Exercise materials:
+ + + + +

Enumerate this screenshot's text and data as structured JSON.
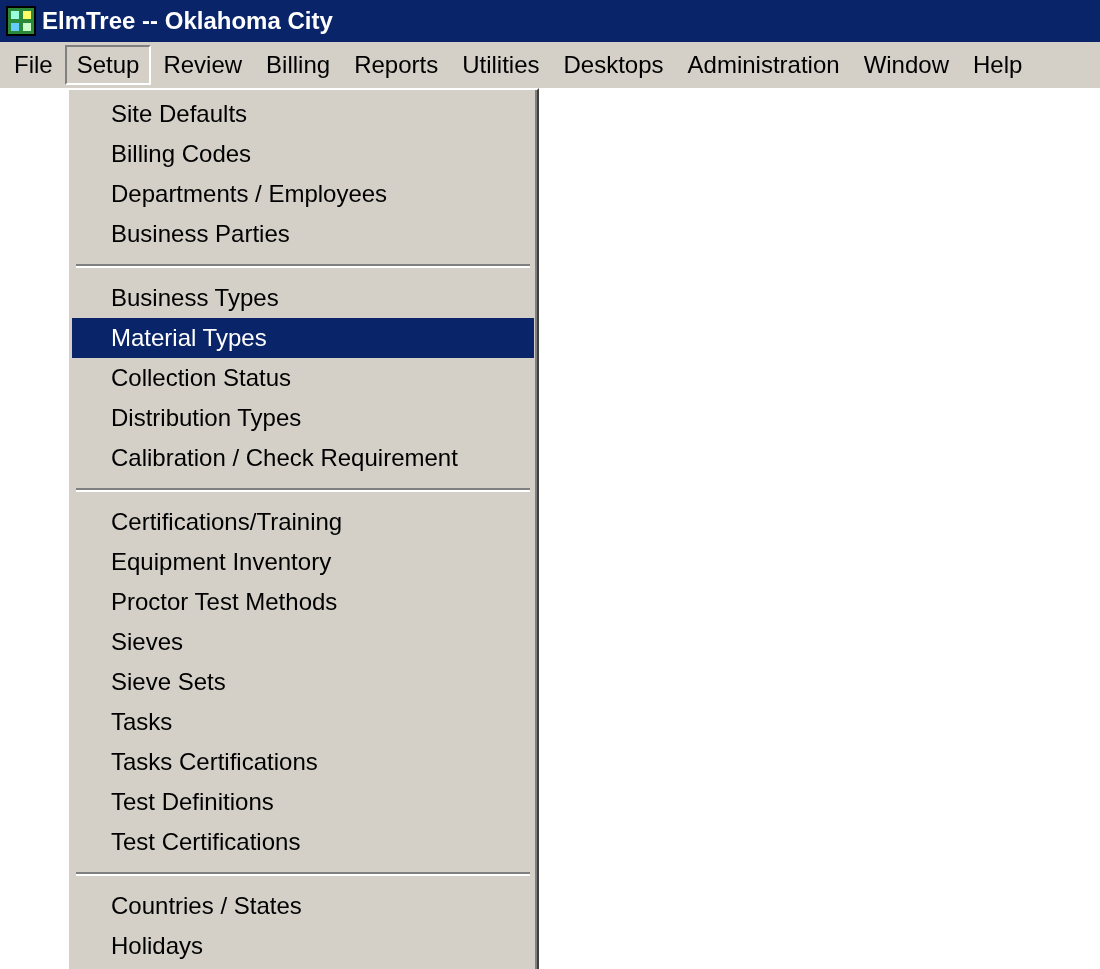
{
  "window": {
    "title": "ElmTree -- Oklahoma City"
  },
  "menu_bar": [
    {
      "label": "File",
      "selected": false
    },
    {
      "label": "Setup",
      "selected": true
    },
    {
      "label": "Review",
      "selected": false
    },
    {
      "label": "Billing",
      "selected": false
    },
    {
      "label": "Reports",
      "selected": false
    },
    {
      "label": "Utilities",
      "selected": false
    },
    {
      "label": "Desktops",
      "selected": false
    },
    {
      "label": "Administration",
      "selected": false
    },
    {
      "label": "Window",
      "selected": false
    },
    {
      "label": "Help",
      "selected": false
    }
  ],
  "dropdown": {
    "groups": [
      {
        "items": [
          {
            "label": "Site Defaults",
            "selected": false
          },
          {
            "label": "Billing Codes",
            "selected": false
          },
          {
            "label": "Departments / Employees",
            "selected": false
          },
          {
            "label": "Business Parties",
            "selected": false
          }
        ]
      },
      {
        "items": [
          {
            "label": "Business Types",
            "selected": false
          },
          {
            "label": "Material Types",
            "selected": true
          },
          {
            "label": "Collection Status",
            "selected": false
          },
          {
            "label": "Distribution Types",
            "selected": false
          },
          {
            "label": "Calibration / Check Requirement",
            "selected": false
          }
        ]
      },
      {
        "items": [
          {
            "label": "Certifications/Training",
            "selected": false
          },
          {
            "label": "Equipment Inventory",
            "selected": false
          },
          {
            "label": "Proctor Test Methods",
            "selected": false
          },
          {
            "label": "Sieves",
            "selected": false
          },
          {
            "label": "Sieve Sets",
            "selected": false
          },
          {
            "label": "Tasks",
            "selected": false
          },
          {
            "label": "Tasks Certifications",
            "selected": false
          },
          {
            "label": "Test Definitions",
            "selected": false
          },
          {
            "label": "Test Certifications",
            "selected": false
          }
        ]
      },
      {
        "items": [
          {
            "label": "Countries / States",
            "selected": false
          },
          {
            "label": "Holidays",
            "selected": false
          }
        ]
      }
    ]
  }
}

+ + + + +

Goal: Using the listing above, show each line holding the string "Certifications".

Result:
            "label": "Certifications/Training",
            "label": "Tasks Certifications",
            "label": "Test Certifications",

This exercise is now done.